● **Data entries**
========================
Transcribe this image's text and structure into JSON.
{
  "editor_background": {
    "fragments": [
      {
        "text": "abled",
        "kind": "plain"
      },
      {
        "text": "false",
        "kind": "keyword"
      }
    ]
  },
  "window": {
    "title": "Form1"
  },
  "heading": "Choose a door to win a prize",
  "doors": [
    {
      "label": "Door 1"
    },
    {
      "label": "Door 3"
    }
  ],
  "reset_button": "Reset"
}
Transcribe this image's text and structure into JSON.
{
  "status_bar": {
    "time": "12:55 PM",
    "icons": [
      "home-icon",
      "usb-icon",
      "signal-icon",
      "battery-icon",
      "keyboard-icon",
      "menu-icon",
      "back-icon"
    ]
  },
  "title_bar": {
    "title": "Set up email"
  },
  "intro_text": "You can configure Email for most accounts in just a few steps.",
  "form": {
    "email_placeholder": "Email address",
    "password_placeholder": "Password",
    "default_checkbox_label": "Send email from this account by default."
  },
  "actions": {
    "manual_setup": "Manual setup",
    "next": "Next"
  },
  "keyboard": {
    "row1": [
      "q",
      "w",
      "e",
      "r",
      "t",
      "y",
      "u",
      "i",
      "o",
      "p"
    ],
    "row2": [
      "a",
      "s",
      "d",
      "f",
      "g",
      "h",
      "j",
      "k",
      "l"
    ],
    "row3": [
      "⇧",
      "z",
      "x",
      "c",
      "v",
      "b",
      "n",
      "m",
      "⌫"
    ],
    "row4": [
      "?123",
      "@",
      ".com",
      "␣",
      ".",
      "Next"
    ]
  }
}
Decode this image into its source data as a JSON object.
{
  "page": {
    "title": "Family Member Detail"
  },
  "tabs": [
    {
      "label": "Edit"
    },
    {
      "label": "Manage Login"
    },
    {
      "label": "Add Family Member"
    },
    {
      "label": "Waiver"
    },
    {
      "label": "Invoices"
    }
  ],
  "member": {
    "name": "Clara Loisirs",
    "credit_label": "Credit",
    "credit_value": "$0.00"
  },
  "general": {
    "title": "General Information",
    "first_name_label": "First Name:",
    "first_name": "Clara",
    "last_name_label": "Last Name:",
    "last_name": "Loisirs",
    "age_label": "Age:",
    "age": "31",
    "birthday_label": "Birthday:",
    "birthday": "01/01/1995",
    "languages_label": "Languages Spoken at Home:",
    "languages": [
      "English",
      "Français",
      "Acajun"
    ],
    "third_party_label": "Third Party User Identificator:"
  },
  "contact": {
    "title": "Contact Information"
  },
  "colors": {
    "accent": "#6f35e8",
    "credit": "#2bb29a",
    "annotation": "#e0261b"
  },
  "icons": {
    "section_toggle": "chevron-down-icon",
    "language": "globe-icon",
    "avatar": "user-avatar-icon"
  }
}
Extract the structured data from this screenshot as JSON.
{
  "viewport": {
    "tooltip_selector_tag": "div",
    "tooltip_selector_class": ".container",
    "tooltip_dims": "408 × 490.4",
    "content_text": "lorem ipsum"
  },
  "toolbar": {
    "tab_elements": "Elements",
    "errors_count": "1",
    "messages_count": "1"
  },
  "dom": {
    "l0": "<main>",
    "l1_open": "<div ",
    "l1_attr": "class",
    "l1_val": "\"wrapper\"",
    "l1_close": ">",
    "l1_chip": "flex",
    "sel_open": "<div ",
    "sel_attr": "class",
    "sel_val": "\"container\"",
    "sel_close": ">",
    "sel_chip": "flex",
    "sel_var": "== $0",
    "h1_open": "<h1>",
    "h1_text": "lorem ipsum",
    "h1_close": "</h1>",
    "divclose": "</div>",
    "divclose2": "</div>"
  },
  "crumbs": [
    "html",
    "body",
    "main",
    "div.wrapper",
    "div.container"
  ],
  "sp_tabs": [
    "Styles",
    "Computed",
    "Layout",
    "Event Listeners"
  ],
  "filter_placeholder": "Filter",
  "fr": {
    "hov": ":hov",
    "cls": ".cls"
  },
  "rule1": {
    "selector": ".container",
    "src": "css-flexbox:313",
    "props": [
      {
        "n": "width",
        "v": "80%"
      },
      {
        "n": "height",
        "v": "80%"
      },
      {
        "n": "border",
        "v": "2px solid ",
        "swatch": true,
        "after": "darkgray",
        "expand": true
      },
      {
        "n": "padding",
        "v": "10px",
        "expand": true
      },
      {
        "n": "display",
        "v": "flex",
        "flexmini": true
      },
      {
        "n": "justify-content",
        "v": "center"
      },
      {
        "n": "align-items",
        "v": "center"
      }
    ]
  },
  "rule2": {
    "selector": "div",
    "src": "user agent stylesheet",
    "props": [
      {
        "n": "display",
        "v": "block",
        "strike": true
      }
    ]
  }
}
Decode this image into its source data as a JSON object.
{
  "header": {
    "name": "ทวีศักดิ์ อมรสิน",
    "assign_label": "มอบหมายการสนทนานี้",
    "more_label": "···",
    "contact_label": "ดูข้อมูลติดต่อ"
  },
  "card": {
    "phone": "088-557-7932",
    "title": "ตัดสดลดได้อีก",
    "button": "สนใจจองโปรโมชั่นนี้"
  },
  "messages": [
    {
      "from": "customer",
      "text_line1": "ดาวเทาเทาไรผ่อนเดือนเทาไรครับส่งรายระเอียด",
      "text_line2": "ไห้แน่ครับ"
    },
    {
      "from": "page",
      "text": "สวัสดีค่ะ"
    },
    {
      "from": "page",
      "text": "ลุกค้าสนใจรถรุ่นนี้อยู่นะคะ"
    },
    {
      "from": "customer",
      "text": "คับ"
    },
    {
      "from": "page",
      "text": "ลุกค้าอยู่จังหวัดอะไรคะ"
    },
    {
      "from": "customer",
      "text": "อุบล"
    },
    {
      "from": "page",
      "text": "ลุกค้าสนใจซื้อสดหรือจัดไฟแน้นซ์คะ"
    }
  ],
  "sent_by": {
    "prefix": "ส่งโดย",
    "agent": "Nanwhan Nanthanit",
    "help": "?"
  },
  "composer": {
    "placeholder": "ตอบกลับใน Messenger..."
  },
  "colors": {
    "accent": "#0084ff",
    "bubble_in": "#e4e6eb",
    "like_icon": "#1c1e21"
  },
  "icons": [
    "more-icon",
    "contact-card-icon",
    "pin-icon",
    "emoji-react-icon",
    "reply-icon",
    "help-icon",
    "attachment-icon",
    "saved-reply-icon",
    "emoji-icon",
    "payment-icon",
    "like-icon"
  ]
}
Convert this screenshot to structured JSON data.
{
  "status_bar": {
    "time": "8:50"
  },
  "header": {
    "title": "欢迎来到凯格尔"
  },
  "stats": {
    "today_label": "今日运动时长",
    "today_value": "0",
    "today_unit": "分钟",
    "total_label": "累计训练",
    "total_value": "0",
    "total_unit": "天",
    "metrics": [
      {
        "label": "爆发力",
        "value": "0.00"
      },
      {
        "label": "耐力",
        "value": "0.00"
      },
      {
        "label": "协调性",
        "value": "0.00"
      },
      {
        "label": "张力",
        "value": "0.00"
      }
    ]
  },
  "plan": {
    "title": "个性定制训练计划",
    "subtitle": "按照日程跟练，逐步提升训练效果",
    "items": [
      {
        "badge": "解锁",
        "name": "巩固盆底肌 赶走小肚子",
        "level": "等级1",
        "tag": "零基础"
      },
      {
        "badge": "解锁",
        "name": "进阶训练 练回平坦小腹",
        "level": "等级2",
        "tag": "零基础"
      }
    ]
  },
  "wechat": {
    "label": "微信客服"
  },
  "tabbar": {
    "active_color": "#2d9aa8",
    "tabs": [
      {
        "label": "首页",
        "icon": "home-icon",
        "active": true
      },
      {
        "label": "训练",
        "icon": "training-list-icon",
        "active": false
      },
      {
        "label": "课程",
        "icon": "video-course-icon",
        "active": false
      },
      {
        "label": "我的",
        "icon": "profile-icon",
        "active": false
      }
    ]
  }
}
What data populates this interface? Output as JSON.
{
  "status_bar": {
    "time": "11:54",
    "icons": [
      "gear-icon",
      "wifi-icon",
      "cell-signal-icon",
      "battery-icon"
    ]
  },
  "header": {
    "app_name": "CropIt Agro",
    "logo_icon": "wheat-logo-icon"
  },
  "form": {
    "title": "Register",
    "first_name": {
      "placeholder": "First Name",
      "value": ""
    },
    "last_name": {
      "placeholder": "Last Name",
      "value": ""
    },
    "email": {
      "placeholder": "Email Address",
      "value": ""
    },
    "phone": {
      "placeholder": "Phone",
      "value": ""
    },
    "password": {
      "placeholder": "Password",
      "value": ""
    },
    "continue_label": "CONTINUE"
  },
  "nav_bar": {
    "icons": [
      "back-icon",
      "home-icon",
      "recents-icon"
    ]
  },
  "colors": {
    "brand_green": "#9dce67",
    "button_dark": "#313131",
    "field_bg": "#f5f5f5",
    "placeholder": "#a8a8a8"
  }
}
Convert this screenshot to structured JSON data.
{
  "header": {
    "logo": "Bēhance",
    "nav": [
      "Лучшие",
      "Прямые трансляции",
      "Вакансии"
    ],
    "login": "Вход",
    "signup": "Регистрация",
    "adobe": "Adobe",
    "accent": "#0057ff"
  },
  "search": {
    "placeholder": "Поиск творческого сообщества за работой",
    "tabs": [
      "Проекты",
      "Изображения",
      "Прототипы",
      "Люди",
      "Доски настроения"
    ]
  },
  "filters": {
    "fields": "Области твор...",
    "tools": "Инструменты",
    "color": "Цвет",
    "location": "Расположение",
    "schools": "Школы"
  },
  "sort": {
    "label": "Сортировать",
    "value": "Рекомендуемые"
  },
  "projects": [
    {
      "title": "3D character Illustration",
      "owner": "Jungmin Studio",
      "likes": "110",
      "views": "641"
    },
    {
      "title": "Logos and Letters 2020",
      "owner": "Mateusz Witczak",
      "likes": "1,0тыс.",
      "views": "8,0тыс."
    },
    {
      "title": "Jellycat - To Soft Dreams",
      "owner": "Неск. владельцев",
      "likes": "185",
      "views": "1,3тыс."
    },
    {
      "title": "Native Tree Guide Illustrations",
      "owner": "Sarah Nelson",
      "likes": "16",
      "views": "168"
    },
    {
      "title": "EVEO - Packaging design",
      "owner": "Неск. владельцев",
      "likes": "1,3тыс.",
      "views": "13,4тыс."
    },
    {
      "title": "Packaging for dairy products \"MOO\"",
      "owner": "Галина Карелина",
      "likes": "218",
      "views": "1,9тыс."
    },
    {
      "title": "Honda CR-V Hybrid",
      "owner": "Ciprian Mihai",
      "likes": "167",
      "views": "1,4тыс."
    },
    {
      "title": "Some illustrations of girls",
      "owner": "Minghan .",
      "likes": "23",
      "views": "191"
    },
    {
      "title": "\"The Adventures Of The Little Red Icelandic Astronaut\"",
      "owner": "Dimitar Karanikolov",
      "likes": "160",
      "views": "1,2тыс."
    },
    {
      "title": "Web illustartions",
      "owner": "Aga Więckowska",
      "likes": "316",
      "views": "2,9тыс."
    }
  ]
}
========================
● **Task goal**
From the material above, gather all lines that include the string "Clara" and copy them.

● **Task response**
    "name": "Clara Loisirs",
    "first_name": "Clara",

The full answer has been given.